>> start Records provided

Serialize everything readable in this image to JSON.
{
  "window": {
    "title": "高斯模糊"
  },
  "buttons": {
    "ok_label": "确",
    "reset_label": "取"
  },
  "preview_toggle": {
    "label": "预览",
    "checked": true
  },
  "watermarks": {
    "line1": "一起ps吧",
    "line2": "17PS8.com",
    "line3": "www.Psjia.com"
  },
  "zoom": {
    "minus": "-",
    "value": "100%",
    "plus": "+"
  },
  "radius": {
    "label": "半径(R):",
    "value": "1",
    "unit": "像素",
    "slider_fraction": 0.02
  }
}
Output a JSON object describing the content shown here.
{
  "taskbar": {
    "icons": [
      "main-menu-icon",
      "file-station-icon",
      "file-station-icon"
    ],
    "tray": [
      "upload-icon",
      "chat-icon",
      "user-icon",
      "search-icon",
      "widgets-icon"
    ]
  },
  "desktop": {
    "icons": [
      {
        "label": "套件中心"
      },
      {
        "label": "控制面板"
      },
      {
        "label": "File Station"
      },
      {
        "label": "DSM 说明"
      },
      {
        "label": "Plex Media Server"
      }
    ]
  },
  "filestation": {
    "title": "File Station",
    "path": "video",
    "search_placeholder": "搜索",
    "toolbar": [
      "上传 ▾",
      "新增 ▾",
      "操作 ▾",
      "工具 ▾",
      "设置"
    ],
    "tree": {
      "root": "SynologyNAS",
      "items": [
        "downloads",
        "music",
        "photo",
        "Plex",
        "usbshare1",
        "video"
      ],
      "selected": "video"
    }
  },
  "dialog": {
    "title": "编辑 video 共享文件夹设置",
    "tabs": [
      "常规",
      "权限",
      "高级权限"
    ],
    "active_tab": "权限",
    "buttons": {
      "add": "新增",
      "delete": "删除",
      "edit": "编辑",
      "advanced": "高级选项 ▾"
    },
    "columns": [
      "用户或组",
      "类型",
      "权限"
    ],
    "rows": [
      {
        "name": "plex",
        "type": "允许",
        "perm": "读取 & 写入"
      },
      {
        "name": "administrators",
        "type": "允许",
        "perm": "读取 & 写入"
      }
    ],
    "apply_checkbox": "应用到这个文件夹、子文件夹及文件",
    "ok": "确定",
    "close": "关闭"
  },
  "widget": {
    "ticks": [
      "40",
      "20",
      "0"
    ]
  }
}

>> end Records provided

What is needed:
Recopy the entries above exactly, with every line included.

Exercise result:
Serialize everything readable in this image to JSON.
{
  "window": {
    "title": "高斯模糊"
  },
  "buttons": {
    "ok_label": "确",
    "reset_label": "取"
  },
  "preview_toggle": {
    "label": "预览",
    "checked": true
  },
  "watermarks": {
    "line1": "一起ps吧",
    "line2": "17PS8.com",
    "line3": "www.Psjia.com"
  },
  "zoom": {
    "minus": "-",
    "value": "100%",
    "plus": "+"
  },
  "radius": {
    "label": "半径(R):",
    "value": "1",
    "unit": "像素",
    "slider_fraction": 0.02
  }
}
Output a JSON object describing the content shown here.
{
  "taskbar": {
    "icons": [
      "main-menu-icon",
      "file-station-icon",
      "file-station-icon"
    ],
    "tray": [
      "upload-icon",
      "chat-icon",
      "user-icon",
      "search-icon",
      "widgets-icon"
    ]
  },
  "desktop": {
    "icons": [
      {
        "label": "套件中心"
      },
      {
        "label": "控制面板"
      },
      {
        "label": "File Station"
      },
      {
        "label": "DSM 说明"
      },
      {
        "label": "Plex Media Server"
      }
    ]
  },
  "filestation": {
    "title": "File Station",
    "path": "video",
    "search_placeholder": "搜索",
    "toolbar": [
      "上传 ▾",
      "新增 ▾",
      "操作 ▾",
      "工具 ▾",
      "设置"
    ],
    "tree": {
      "root": "SynologyNAS",
      "items": [
        "downloads",
        "music",
        "photo",
        "Plex",
        "usbshare1",
        "video"
      ],
      "selected": "video"
    }
  },
  "dialog": {
    "title": "编辑 video 共享文件夹设置",
    "tabs": [
      "常规",
      "权限",
      "高级权限"
    ],
    "active_tab": "权限",
    "buttons": {
      "add": "新增",
      "delete": "删除",
      "edit": "编辑",
      "advanced": "高级选项 ▾"
    },
    "columns": [
      "用户或组",
      "类型",
      "权限"
    ],
    "rows": [
      {
        "name": "plex",
        "type": "允许",
        "perm": "读取 & 写入"
      },
      {
        "name": "administrators",
        "type": "允许",
        "perm": "读取 & 写入"
      }
    ],
    "apply_checkbox": "应用到这个文件夹、子文件夹及文件",
    "ok": "确定",
    "close": "关闭"
  },
  "widget": {
    "ticks": [
      "40",
      "20",
      "0"
    ]
  }
}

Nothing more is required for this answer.